Task to complete
Using the data below, copy every line that contains the word "Rotor".

# # # # #

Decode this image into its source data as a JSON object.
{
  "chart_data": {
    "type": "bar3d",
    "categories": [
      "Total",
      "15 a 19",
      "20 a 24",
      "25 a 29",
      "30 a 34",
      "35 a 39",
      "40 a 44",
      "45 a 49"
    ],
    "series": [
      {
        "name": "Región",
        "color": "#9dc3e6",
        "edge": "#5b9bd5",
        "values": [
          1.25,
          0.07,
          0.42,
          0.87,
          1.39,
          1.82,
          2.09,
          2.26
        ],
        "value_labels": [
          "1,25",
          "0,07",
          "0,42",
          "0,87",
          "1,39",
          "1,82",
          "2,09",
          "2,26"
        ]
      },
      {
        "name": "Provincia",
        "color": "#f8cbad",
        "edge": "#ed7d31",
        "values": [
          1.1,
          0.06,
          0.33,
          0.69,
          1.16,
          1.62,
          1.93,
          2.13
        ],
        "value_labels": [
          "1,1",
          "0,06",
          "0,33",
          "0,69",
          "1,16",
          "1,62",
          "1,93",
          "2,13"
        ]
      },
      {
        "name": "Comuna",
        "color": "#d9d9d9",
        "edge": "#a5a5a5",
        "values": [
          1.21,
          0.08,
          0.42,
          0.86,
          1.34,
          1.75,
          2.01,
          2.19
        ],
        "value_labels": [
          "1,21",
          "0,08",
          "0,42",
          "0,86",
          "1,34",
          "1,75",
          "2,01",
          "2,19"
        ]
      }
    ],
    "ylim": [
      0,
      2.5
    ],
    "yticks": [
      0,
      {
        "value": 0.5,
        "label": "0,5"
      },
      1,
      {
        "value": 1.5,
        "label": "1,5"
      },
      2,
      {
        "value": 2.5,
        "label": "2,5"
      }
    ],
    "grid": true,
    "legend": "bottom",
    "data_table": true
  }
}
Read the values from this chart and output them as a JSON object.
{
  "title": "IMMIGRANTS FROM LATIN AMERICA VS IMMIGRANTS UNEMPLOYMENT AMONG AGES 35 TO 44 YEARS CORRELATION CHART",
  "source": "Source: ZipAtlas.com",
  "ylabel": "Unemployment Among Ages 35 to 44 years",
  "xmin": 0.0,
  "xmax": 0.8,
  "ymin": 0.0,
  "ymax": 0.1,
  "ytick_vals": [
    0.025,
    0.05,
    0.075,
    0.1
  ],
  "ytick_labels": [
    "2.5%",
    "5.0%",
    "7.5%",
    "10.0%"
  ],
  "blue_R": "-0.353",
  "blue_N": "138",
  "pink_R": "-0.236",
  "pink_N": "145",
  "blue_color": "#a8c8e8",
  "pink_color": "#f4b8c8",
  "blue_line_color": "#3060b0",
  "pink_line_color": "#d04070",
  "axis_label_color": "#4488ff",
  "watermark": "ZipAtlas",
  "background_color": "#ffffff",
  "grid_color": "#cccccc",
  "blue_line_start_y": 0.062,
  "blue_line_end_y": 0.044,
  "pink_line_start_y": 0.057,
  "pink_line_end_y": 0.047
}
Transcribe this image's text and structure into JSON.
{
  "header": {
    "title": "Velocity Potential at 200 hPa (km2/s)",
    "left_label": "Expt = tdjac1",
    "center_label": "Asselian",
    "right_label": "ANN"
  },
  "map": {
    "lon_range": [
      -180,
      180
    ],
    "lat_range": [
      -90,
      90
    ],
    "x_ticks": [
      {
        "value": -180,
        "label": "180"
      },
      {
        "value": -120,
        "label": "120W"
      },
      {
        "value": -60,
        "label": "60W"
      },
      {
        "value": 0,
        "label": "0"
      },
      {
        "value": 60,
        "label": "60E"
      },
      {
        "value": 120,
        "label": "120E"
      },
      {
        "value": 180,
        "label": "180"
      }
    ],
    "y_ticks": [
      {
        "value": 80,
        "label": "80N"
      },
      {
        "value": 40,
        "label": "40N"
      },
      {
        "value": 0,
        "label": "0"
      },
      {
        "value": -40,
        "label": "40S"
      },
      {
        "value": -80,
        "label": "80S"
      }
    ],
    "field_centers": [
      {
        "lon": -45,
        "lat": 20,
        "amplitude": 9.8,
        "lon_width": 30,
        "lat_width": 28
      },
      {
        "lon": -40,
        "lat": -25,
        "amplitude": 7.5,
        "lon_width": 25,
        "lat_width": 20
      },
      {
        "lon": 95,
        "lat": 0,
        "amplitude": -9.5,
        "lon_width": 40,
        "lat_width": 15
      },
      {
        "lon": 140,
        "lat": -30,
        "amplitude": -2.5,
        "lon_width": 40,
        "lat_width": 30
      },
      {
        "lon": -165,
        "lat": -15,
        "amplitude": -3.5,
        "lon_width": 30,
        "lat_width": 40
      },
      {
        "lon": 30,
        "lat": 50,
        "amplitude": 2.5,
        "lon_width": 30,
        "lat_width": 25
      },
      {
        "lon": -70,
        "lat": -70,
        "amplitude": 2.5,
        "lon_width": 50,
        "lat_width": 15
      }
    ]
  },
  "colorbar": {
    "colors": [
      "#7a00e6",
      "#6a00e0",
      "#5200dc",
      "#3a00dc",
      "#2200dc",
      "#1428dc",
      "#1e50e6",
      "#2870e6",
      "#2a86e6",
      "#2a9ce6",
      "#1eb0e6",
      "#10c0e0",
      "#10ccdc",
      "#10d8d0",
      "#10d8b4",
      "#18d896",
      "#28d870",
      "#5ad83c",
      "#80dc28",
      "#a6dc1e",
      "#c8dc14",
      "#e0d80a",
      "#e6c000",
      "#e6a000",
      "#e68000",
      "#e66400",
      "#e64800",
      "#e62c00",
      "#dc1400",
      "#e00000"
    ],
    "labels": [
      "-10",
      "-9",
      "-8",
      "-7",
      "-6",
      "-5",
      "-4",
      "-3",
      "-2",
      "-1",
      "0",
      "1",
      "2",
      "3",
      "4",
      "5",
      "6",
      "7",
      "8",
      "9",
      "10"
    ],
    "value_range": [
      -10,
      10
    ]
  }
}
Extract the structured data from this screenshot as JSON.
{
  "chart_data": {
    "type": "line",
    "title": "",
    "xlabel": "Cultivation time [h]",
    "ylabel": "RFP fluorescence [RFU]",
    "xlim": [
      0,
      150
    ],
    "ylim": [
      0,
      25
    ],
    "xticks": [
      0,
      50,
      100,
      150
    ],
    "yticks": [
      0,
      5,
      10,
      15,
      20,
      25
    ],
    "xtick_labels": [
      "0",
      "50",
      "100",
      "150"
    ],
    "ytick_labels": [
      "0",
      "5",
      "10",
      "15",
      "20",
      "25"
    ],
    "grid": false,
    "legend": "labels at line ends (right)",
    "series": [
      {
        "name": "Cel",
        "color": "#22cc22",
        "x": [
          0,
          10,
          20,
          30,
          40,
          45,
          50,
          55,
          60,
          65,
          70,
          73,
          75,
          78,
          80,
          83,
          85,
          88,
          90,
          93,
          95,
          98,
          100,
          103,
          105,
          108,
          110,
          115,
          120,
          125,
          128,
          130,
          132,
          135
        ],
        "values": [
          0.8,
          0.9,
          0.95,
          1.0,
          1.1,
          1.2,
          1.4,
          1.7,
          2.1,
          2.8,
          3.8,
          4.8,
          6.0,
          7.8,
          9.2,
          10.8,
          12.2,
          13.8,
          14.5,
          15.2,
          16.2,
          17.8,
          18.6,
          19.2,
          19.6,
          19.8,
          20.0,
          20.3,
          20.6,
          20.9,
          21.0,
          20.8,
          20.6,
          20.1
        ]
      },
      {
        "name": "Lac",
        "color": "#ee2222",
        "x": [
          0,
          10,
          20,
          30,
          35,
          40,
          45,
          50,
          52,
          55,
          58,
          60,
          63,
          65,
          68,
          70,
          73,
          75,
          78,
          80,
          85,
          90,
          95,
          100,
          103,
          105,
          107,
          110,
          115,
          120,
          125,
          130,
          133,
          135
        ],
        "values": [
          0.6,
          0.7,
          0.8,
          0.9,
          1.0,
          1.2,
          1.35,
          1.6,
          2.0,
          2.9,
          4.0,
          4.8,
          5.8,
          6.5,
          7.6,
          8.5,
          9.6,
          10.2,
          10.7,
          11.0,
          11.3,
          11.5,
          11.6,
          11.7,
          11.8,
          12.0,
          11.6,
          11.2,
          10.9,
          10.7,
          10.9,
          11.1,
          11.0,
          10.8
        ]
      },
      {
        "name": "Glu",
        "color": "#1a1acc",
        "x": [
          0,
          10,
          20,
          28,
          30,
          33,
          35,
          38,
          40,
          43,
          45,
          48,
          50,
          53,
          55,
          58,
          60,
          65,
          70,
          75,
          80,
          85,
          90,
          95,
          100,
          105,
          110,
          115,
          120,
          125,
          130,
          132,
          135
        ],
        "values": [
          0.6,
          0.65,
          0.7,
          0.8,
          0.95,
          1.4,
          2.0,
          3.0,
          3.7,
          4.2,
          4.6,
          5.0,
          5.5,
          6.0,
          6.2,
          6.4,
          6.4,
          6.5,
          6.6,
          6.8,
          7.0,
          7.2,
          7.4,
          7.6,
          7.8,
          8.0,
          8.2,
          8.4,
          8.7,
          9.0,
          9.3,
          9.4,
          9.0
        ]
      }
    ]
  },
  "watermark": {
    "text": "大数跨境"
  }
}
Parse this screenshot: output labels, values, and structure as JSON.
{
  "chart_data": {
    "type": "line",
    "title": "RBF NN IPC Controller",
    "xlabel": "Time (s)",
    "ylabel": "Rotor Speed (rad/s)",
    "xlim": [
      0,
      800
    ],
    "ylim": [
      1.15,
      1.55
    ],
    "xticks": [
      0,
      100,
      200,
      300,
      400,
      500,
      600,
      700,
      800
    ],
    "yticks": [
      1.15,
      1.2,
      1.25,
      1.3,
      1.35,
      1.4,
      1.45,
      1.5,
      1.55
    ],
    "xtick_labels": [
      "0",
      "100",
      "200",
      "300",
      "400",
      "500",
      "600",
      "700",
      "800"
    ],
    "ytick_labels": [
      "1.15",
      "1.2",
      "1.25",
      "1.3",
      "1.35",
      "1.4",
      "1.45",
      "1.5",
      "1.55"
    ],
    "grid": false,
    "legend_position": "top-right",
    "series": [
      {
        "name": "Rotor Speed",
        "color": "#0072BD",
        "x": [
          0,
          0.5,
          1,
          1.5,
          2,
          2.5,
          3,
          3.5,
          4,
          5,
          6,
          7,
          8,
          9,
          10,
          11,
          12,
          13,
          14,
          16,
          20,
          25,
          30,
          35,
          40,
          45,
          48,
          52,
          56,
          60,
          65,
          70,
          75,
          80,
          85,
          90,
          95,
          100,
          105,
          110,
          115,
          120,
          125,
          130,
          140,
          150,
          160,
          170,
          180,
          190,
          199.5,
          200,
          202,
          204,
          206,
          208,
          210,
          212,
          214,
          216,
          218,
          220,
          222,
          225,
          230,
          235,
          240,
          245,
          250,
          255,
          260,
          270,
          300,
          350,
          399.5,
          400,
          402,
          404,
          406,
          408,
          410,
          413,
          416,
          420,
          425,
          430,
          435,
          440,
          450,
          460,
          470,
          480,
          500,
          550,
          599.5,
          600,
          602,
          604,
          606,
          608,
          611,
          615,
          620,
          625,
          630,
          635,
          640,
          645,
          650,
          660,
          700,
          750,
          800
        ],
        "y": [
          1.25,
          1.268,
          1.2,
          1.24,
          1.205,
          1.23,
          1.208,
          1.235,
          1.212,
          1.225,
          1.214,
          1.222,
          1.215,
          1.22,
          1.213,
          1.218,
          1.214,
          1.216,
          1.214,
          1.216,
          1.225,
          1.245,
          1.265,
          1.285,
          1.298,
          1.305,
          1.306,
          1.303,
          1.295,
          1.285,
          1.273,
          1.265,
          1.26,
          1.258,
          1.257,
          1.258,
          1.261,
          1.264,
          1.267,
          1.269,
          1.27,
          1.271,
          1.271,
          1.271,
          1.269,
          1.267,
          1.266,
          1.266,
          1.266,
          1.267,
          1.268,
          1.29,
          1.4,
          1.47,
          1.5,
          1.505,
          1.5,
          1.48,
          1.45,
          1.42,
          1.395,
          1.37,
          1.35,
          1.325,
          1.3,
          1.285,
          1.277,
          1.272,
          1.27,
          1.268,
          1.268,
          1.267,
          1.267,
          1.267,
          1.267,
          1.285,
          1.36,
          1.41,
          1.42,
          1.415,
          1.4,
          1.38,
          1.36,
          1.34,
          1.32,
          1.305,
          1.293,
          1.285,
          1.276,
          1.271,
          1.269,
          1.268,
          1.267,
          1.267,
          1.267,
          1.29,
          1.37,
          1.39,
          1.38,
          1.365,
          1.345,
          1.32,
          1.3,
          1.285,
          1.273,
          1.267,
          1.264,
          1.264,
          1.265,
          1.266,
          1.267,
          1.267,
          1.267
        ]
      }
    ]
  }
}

# # # # #

Reply
    "ylabel": "Rotor Speed (rad/s)",
        "name": "Rotor Speed",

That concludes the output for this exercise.